** RECORDS SUPPLIED **
***

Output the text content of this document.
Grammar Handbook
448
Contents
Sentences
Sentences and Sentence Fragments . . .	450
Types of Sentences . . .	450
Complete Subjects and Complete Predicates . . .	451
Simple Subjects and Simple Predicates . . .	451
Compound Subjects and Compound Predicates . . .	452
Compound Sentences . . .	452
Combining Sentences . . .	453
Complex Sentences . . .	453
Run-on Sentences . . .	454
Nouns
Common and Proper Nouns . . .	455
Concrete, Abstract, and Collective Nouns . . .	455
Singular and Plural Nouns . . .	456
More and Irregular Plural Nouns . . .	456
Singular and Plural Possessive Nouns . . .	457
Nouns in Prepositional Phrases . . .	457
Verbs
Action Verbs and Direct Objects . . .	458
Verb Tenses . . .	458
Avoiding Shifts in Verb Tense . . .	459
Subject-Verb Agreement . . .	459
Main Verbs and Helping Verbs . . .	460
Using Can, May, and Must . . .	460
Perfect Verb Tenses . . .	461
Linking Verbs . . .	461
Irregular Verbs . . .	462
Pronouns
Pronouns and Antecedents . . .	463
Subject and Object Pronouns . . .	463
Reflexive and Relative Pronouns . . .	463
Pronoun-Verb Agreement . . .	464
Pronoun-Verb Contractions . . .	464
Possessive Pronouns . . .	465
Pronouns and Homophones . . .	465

***

** STATED TASK **
Write out every record, exactly as written.

** TASK SOLUTION **
Output the text content of this document.
Grammar Handbook
448
Contents
Sentences
Sentences and Sentence Fragments . . .	450
Types of Sentences . . .	450
Complete Subjects and Complete Predicates . . .	451
Simple Subjects and Simple Predicates . . .	451
Compound Subjects and Compound Predicates . . .	452
Compound Sentences . . .	452
Combining Sentences . . .	453
Complex Sentences . . .	453
Run-on Sentences . . .	454
Nouns
Common and Proper Nouns . . .	455
Concrete, Abstract, and Collective Nouns . . .	455
Singular and Plural Nouns . . .	456
More and Irregular Plural Nouns . . .	456
Singular and Plural Possessive Nouns . . .	457
Nouns in Prepositional Phrases . . .	457
Verbs
Action Verbs and Direct Objects . . .	458
Verb Tenses . . .	458
Avoiding Shifts in Verb Tense . . .	459
Subject-Verb Agreement . . .	459
Main Verbs and Helping Verbs . . .	460
Using Can, May, and Must . . .	460
Perfect Verb Tenses . . .	461
Linking Verbs . . .	461
Irregular Verbs . . .	462
Pronouns
Pronouns and Antecedents . . .	463
Subject and Object Pronouns . . .	463
Reflexive and Relative Pronouns . . .	463
Pronoun-Verb Agreement . . .	464
Pronoun-Verb Contractions . . .	464
Possessive Pronouns . . .	465
Pronouns and Homophones . . .	465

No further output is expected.